◆ **Records for processing**
___
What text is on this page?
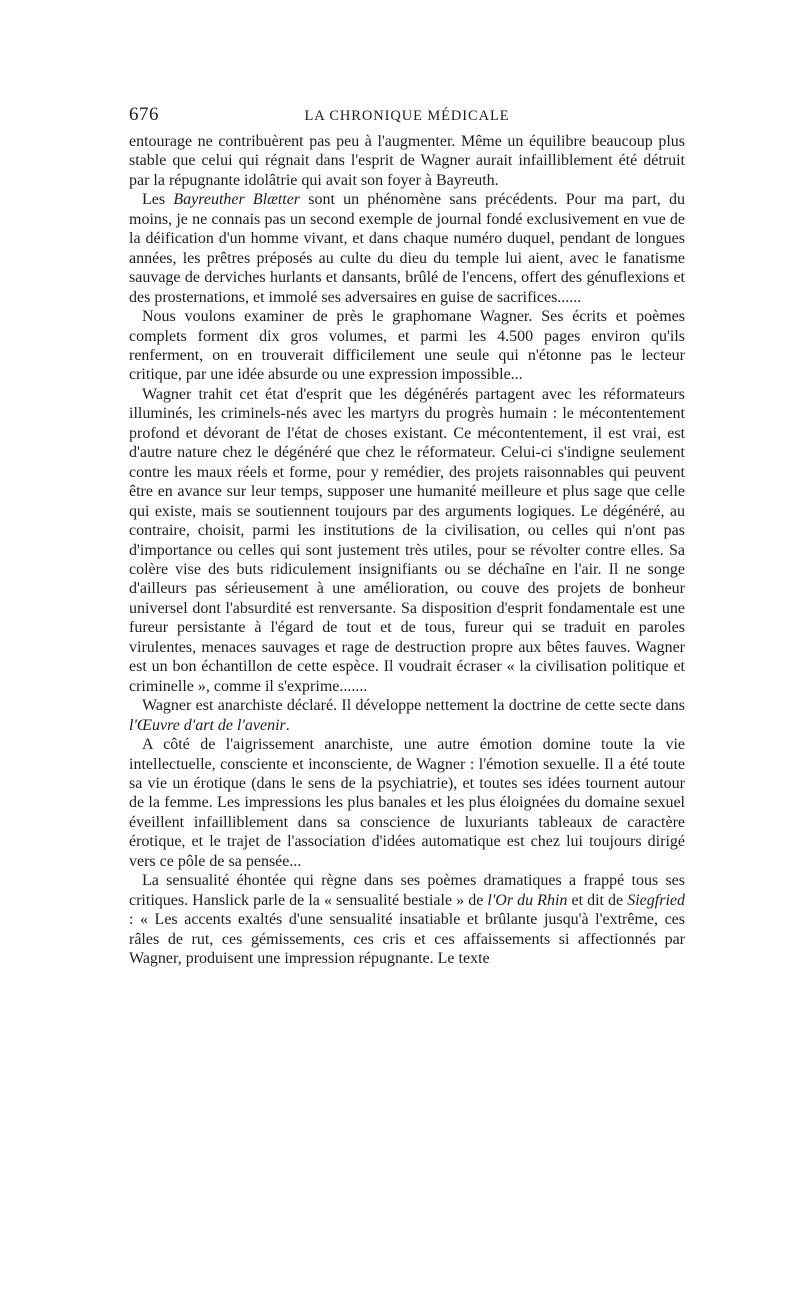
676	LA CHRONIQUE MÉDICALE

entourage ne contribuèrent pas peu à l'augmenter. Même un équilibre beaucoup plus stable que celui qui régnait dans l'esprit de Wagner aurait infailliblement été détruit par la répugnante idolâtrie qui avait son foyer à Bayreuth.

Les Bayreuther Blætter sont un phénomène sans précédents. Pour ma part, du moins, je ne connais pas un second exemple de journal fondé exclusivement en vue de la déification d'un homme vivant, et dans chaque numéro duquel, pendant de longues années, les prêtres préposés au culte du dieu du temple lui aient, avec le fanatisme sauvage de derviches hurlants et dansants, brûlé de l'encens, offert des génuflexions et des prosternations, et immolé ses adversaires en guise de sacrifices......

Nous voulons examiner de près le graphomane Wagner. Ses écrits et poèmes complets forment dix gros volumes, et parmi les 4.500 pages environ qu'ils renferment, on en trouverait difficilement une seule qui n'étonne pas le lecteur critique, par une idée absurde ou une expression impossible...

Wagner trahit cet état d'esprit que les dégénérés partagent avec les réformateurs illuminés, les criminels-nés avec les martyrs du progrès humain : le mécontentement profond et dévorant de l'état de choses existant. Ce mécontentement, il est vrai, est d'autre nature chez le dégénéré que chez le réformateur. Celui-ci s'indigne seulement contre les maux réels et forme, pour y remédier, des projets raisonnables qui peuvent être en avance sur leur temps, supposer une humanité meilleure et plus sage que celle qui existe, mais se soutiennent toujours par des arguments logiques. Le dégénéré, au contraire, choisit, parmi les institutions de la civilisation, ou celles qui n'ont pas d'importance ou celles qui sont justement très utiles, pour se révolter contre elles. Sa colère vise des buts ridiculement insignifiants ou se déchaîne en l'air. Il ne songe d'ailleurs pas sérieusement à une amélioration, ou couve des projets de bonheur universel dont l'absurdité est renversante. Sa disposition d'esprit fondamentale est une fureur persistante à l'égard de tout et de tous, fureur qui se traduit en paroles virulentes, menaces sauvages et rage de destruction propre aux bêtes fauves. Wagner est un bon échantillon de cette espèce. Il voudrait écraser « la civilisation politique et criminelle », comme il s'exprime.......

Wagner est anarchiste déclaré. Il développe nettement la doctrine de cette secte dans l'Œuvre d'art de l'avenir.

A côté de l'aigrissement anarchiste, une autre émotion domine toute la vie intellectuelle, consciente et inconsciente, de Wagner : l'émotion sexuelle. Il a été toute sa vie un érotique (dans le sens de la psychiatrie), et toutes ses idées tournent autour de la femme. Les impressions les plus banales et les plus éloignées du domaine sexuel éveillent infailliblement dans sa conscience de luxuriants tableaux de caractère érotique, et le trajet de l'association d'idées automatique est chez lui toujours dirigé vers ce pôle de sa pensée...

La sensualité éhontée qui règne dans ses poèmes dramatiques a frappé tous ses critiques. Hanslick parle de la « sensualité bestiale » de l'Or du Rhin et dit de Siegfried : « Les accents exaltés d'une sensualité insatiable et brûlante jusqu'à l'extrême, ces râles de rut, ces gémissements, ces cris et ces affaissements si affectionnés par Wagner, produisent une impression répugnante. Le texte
___
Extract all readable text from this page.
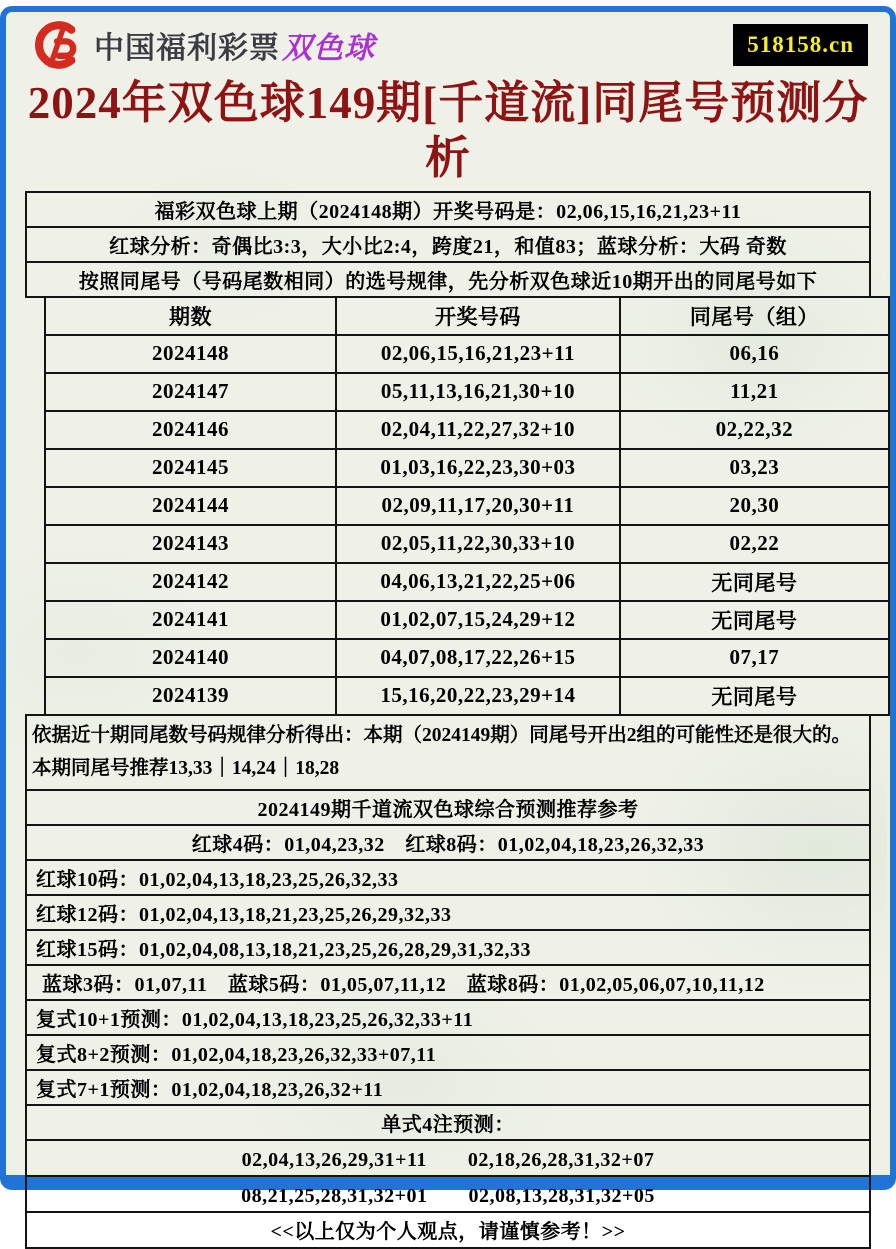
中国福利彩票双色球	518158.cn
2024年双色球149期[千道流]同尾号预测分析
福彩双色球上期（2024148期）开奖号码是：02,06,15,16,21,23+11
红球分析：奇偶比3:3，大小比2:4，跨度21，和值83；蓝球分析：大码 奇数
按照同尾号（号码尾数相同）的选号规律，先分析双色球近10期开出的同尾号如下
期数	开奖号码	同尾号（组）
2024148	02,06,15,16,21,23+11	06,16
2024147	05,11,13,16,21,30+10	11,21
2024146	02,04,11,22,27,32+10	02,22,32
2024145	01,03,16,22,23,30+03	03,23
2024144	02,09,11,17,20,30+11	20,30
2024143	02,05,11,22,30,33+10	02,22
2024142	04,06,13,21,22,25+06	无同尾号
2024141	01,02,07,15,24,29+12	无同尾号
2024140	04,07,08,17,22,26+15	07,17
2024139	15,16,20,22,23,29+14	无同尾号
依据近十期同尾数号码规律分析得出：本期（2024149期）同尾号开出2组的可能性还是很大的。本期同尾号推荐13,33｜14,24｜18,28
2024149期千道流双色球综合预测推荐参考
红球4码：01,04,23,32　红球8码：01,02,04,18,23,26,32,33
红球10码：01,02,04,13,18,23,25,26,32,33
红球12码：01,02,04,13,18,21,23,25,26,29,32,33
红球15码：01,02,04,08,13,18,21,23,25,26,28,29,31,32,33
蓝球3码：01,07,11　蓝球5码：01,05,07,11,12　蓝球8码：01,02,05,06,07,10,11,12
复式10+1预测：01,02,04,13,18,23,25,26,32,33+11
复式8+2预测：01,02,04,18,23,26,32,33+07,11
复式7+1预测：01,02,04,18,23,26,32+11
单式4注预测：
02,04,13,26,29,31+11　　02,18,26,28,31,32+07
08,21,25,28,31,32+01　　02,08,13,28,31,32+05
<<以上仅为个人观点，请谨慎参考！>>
___
◆ **Requirement**
Say how many lines in the records hold "infailliblement", with the number as the whole reply.

◆ **Result of this exercise**
2